-- Exercise aim --
Search the data below for the word "Probability" and copy each line that holds it.

Records from a data source

+ + + + +

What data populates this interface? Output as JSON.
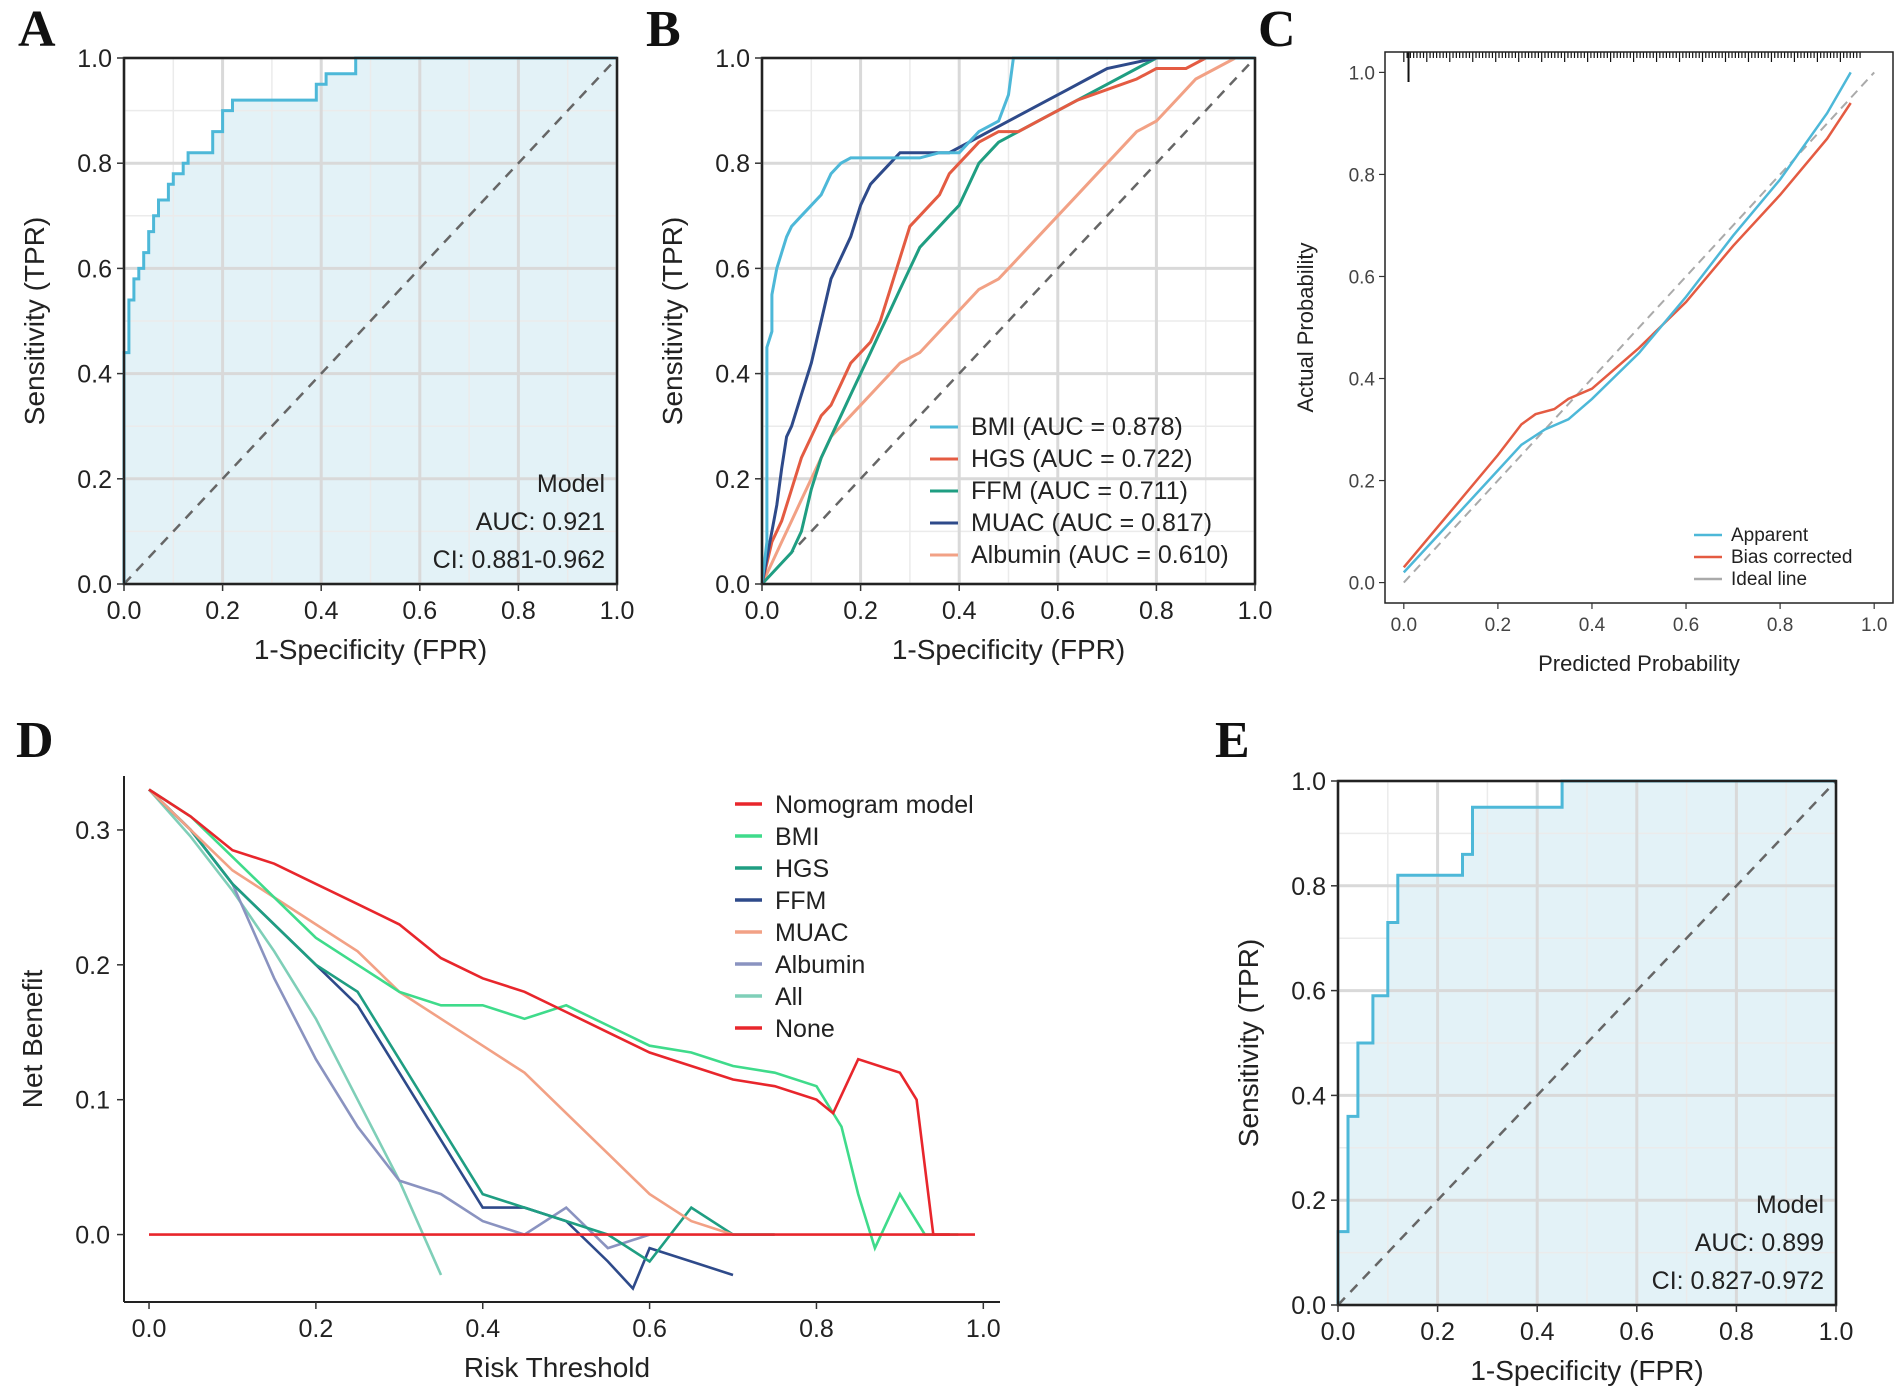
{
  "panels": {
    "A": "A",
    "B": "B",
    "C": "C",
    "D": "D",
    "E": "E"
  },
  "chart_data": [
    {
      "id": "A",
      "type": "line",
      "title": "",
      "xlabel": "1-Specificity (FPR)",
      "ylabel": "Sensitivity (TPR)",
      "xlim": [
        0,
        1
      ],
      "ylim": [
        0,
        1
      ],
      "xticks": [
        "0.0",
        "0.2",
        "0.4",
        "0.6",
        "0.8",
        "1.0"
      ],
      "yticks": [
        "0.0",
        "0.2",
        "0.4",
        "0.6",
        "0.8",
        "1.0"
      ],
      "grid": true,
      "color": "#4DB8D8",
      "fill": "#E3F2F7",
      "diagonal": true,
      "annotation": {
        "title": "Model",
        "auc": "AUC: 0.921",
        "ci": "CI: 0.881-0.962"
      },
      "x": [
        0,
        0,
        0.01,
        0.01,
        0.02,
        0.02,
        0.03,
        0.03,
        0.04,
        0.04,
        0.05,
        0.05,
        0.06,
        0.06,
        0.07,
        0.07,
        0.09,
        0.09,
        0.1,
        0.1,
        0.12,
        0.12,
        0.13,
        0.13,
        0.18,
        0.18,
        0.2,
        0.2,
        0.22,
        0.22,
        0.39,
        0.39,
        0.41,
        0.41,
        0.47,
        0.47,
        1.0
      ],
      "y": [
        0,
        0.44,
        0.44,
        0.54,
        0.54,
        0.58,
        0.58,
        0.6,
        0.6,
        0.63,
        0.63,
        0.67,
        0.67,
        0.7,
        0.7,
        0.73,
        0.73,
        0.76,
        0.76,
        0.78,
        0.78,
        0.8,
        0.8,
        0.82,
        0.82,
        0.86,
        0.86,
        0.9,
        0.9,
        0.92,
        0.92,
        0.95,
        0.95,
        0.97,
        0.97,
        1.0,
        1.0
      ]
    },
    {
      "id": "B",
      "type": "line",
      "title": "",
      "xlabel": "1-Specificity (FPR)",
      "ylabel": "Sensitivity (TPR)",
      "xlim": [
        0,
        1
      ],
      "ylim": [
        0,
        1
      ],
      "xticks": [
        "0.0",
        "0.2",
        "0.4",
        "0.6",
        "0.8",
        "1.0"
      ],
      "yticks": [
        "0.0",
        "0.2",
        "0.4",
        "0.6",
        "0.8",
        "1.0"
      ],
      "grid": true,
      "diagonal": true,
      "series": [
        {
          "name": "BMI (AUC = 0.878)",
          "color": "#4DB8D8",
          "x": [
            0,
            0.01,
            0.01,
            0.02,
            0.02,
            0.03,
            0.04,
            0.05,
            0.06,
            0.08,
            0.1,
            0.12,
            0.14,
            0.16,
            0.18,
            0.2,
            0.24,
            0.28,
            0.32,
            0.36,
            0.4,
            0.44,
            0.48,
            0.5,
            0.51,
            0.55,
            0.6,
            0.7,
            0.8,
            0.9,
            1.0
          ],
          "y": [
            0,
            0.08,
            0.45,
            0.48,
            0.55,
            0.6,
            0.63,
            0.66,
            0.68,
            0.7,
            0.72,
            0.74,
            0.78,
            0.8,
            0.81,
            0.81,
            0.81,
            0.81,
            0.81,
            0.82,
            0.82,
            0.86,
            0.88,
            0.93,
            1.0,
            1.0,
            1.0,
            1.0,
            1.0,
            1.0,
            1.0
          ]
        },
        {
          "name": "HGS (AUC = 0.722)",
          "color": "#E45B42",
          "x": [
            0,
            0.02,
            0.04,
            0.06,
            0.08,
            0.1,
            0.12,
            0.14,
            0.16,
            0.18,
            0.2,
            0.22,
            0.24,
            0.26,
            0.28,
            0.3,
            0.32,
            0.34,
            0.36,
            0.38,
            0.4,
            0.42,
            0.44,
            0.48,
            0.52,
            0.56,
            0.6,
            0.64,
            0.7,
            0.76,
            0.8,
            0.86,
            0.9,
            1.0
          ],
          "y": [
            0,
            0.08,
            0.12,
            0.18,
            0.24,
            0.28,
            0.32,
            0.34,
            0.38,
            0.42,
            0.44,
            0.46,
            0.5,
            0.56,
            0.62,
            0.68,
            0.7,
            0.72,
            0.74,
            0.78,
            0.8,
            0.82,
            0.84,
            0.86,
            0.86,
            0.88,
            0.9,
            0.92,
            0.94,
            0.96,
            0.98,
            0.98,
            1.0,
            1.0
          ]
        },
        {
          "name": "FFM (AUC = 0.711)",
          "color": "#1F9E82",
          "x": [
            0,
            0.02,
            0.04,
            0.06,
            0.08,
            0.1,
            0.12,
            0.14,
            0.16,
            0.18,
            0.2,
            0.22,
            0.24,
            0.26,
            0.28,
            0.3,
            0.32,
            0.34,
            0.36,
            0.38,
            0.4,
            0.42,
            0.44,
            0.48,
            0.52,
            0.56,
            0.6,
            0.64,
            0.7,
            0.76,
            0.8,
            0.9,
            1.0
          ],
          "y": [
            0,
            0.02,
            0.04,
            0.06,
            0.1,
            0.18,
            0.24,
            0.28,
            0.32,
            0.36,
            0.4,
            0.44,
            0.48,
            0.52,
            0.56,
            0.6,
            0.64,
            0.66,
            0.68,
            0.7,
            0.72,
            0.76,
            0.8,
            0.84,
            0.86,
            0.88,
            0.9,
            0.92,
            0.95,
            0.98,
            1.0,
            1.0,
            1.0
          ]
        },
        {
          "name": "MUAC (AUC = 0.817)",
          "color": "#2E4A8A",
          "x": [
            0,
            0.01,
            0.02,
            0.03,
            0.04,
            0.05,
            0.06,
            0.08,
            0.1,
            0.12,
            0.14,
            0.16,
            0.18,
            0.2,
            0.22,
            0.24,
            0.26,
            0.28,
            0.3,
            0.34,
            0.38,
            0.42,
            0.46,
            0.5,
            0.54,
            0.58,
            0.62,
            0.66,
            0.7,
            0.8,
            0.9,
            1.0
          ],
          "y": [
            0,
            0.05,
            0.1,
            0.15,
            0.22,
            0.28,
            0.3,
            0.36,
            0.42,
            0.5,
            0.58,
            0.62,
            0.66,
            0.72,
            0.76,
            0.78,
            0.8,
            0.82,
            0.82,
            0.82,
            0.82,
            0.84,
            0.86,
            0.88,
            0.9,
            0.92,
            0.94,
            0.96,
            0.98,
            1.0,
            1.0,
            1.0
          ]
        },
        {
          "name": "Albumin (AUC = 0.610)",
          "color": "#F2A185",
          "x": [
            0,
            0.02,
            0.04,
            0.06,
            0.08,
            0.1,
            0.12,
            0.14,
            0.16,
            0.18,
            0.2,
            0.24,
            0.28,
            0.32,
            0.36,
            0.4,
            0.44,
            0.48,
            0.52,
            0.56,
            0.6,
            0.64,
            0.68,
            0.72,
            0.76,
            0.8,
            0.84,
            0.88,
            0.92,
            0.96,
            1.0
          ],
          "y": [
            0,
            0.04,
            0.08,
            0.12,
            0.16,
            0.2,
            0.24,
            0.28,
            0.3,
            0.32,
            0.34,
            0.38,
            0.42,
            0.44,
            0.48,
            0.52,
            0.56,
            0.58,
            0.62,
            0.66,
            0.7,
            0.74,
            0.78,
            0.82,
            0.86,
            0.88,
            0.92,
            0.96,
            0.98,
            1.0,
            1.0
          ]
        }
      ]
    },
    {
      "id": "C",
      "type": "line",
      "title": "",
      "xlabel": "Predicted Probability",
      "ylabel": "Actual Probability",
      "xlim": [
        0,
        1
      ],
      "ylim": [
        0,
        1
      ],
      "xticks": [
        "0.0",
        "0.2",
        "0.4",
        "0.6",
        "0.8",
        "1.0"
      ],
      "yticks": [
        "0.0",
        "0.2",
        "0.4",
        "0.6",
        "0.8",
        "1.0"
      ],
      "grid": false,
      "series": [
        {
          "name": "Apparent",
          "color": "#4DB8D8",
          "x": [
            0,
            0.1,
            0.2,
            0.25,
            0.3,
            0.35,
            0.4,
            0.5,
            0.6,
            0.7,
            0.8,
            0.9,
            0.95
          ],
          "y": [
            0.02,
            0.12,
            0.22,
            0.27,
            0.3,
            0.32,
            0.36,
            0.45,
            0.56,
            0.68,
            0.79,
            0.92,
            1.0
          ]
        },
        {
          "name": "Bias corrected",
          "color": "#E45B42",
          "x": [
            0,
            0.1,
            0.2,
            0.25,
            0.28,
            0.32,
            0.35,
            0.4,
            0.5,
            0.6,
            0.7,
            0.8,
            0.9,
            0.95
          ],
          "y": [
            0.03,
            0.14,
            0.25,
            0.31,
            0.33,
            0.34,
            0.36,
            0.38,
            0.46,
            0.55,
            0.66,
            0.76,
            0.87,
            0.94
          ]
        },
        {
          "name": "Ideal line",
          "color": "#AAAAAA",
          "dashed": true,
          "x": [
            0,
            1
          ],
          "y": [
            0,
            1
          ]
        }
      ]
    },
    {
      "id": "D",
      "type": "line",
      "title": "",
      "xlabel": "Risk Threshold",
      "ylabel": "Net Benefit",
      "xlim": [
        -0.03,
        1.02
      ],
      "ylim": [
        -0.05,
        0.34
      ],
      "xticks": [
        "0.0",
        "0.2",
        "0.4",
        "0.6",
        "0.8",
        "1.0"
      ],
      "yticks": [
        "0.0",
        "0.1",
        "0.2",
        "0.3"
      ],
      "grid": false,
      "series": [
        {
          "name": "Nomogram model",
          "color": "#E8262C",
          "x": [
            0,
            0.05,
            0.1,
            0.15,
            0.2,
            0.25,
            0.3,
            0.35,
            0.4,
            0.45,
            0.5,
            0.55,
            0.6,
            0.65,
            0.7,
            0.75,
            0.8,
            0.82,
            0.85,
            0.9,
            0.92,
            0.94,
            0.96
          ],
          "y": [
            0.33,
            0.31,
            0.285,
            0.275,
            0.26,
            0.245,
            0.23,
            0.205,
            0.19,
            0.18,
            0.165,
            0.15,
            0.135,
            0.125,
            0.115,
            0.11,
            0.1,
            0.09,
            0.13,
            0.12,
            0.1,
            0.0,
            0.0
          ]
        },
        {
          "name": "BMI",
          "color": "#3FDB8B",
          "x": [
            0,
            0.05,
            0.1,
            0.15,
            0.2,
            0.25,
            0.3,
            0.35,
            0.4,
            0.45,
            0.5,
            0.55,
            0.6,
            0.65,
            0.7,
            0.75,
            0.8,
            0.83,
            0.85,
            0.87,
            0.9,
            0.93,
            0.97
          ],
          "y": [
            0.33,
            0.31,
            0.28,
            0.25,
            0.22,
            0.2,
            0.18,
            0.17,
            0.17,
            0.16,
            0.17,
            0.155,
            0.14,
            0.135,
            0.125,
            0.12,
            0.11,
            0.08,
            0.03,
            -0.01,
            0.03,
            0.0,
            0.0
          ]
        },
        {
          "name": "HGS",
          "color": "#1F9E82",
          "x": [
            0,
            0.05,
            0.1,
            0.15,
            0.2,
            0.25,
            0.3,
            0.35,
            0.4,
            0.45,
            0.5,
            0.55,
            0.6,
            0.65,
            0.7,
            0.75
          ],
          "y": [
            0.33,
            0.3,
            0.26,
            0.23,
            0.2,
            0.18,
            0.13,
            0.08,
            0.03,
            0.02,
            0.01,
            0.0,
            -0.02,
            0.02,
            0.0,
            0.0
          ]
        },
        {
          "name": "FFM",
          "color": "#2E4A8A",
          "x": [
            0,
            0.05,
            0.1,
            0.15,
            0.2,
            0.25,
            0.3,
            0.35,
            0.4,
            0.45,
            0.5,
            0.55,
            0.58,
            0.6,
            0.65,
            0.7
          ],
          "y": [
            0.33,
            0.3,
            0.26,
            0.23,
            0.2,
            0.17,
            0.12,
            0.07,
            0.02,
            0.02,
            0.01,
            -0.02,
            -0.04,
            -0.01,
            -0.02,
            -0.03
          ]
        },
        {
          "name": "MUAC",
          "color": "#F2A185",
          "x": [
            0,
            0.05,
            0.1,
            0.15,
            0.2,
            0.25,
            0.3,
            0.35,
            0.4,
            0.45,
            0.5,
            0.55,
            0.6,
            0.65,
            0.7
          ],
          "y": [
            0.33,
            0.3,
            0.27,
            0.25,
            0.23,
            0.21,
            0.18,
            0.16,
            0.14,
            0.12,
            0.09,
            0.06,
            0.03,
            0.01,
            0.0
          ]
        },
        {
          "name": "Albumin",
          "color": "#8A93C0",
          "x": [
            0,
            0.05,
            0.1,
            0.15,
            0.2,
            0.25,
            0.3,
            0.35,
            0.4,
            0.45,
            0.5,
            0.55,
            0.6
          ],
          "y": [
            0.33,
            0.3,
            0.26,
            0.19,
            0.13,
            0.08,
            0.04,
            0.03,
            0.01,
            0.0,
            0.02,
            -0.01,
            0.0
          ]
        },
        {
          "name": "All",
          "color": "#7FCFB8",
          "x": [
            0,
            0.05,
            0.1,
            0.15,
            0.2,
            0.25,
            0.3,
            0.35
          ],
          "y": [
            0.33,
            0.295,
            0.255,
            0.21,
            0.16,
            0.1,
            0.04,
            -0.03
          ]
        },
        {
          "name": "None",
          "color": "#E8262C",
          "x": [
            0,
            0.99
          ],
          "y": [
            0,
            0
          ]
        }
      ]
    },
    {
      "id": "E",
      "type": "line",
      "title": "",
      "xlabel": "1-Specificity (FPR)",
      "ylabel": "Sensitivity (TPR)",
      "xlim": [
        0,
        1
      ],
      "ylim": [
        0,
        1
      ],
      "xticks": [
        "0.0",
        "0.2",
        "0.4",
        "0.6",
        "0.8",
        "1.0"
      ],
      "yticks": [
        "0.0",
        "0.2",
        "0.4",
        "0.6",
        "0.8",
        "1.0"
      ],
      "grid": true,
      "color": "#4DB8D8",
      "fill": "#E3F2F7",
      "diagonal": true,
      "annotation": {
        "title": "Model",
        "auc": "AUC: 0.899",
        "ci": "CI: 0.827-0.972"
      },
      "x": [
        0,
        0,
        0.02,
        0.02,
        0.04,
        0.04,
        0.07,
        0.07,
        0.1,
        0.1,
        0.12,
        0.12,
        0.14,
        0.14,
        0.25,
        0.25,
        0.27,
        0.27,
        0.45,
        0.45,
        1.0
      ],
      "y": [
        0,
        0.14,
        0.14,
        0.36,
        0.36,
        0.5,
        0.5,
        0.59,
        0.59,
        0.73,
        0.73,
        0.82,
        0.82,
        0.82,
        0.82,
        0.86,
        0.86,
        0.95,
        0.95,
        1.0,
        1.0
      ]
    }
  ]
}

+ + + + +

-- Written solution --
      "xlabel": "Predicted Probability",
      "ylabel": "Actual Probability",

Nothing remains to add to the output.